_Exercise instructions_
Copy the lines below as they are; omit the images they contain.

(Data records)
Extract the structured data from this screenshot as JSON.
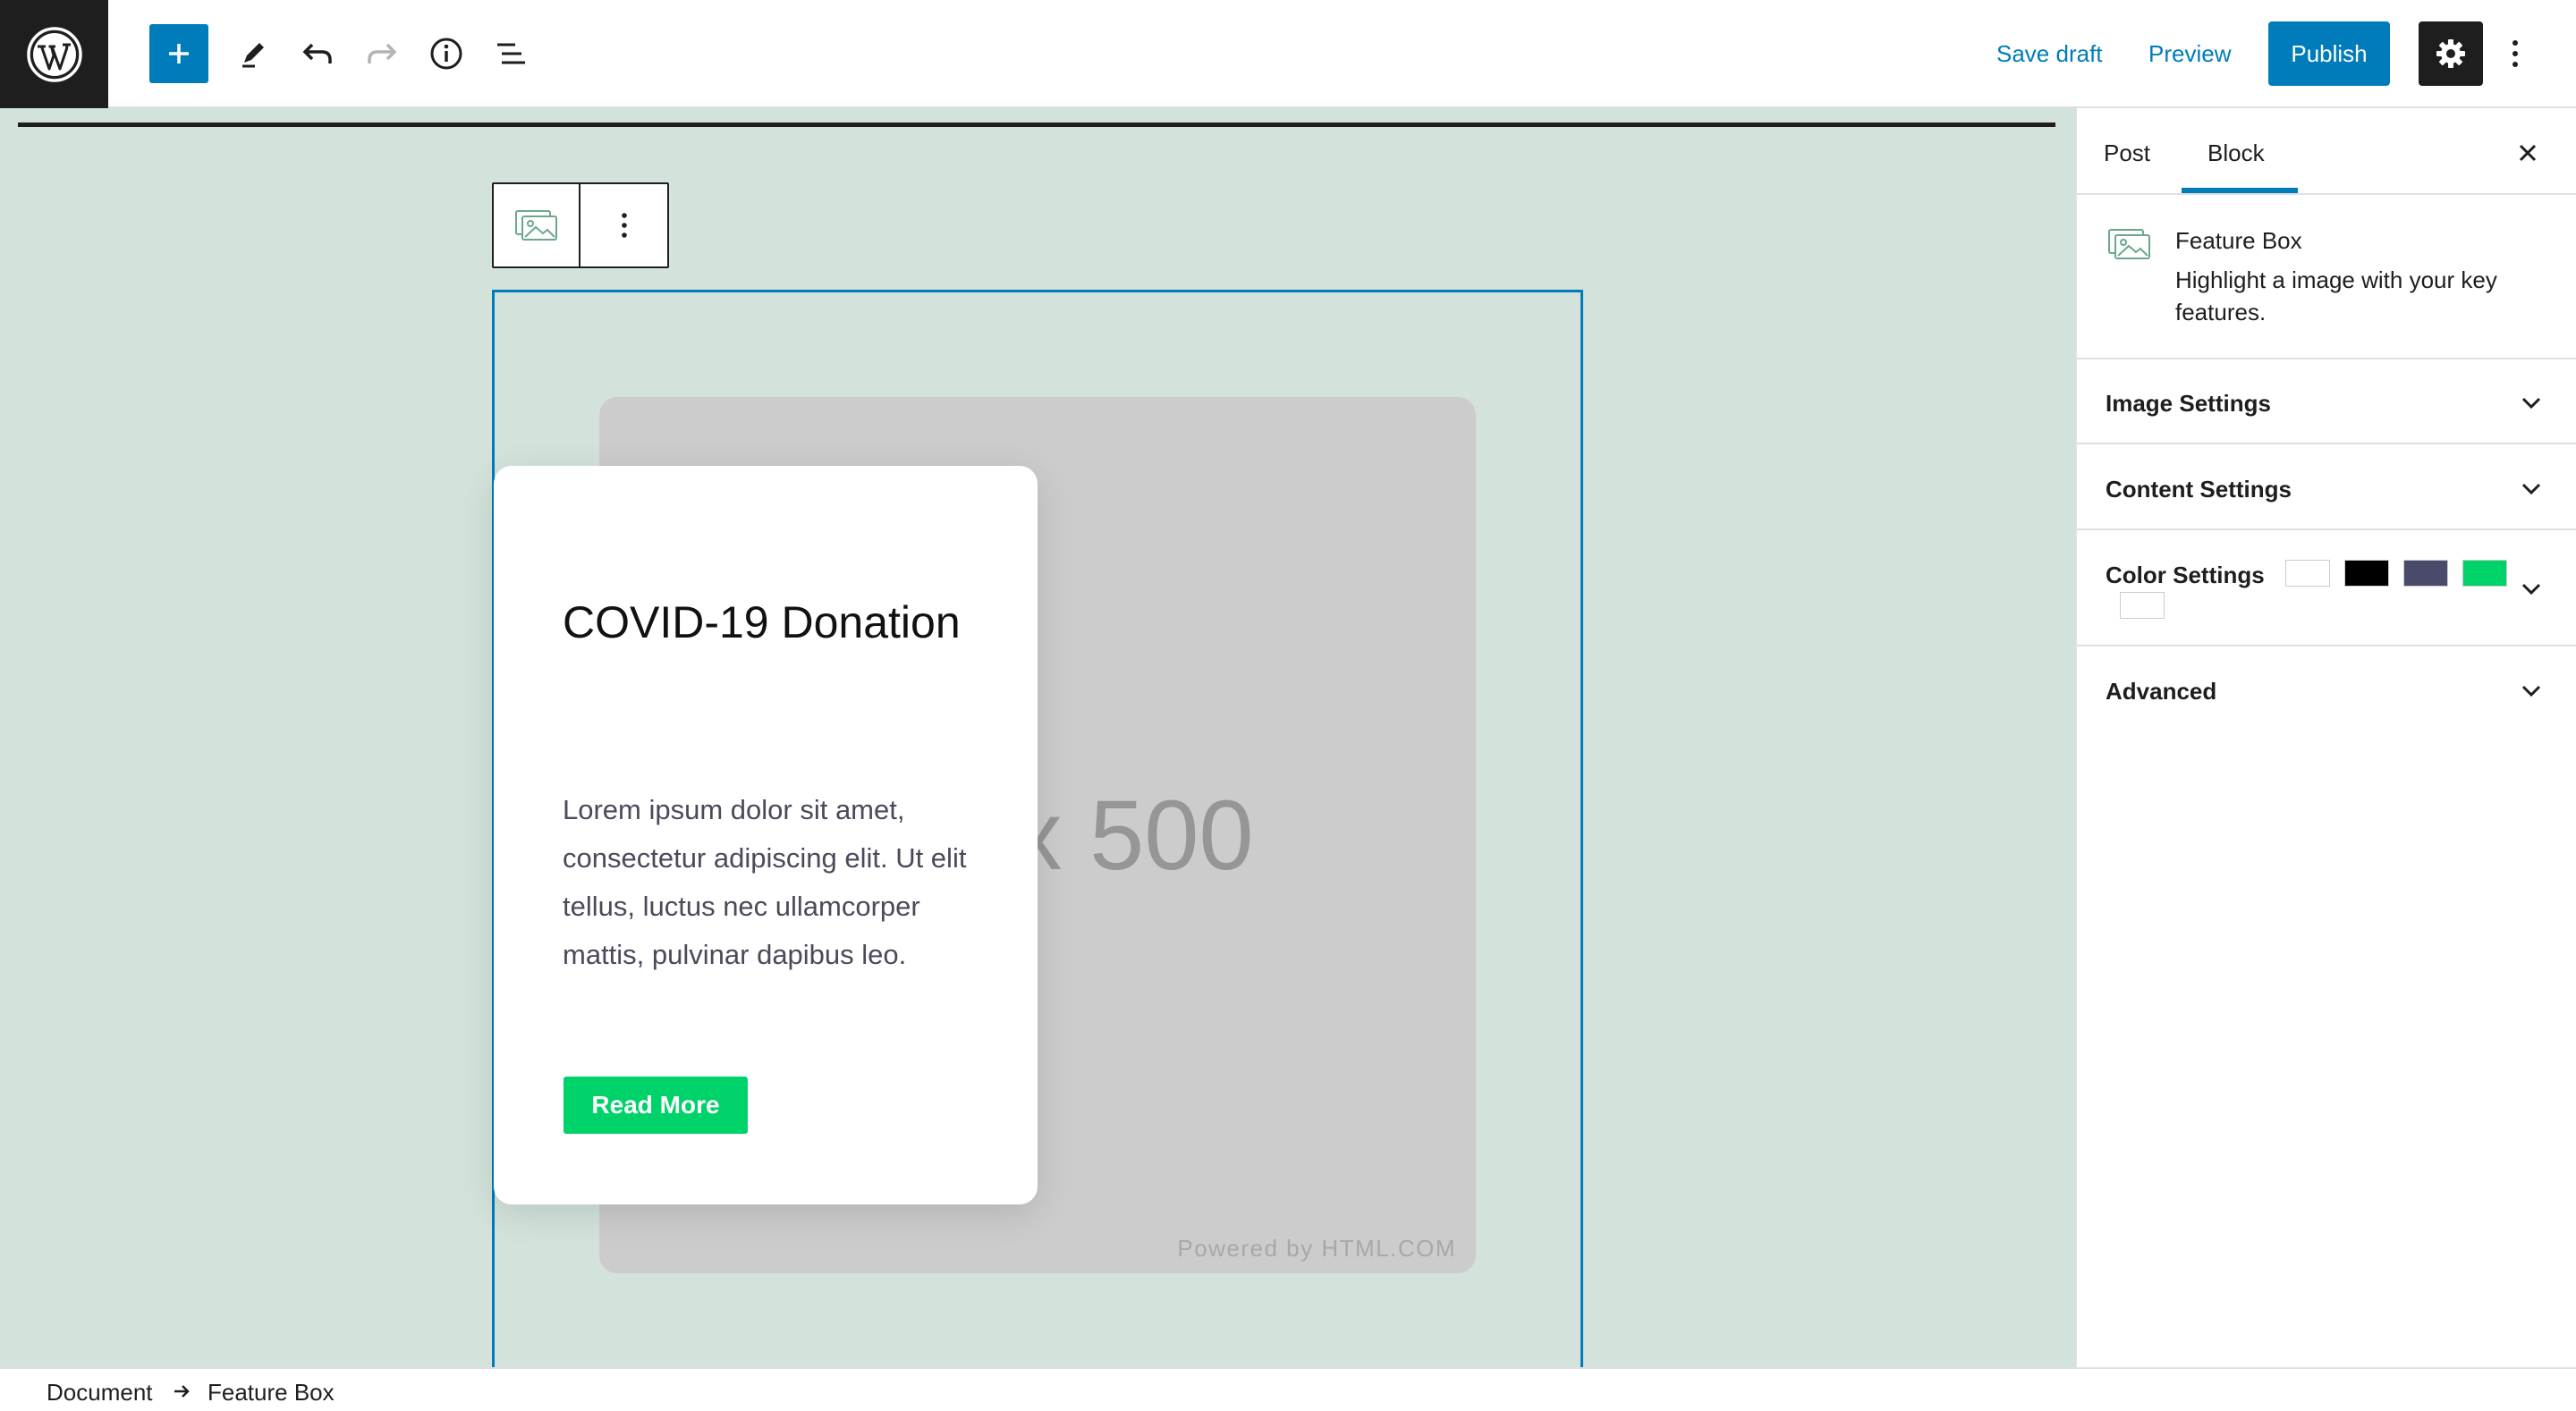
{
  "toolbar": {
    "save_draft": "Save draft",
    "preview": "Preview",
    "publish": "Publish"
  },
  "editor": {
    "block_toolbar_icon": "image-placeholder-icon",
    "card": {
      "title": "COVID-19 Donation",
      "body": "Lorem ipsum dolor sit amet, consectetur adipiscing elit. Ut elit tellus, luctus nec ullamcorper mattis, pulvinar dapibus leo.",
      "button_label": "Read More"
    },
    "placeholder": {
      "size_text": "500 x 500",
      "credit": "Powered by HTML.COM"
    }
  },
  "sidebar": {
    "tabs": [
      {
        "label": "Post",
        "active": false
      },
      {
        "label": "Block",
        "active": true
      }
    ],
    "block_card": {
      "title": "Feature Box",
      "description": "Highlight a image with your key features."
    },
    "panels": [
      {
        "label": "Image Settings"
      },
      {
        "label": "Content Settings"
      },
      {
        "label": "Color Settings"
      },
      {
        "label": "Advanced"
      }
    ],
    "color_swatches": [
      "#ffffff",
      "#000000",
      "#4a4a6a",
      "#00d26a",
      "#ffffff"
    ]
  },
  "breadcrumb": {
    "items": [
      "Document",
      "Feature Box"
    ]
  },
  "colors": {
    "accent": "#007cba",
    "canvas_bg": "#d3e3dc",
    "button_green": "#00d26a",
    "dark": "#1e1e1e"
  }
}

_Response to the task_
Extract the structured data from this screenshot as JSON.
{
  "toolbar": {
    "save_draft": "Save draft",
    "preview": "Preview",
    "publish": "Publish"
  },
  "editor": {
    "block_toolbar_icon": "image-placeholder-icon",
    "card": {
      "title": "COVID-19 Donation",
      "body": "Lorem ipsum dolor sit amet, consectetur adipiscing elit. Ut elit tellus, luctus nec ullamcorper mattis, pulvinar dapibus leo.",
      "button_label": "Read More"
    },
    "placeholder": {
      "size_text": "500 x 500",
      "credit": "Powered by HTML.COM"
    }
  },
  "sidebar": {
    "tabs": [
      {
        "label": "Post",
        "active": false
      },
      {
        "label": "Block",
        "active": true
      }
    ],
    "block_card": {
      "title": "Feature Box",
      "description": "Highlight a image with your key features."
    },
    "panels": [
      {
        "label": "Image Settings"
      },
      {
        "label": "Content Settings"
      },
      {
        "label": "Color Settings"
      },
      {
        "label": "Advanced"
      }
    ],
    "color_swatches": [
      "#ffffff",
      "#000000",
      "#4a4a6a",
      "#00d26a",
      "#ffffff"
    ]
  },
  "breadcrumb": {
    "items": [
      "Document",
      "Feature Box"
    ]
  },
  "colors": {
    "accent": "#007cba",
    "canvas_bg": "#d3e3dc",
    "button_green": "#00d26a",
    "dark": "#1e1e1e"
  }
}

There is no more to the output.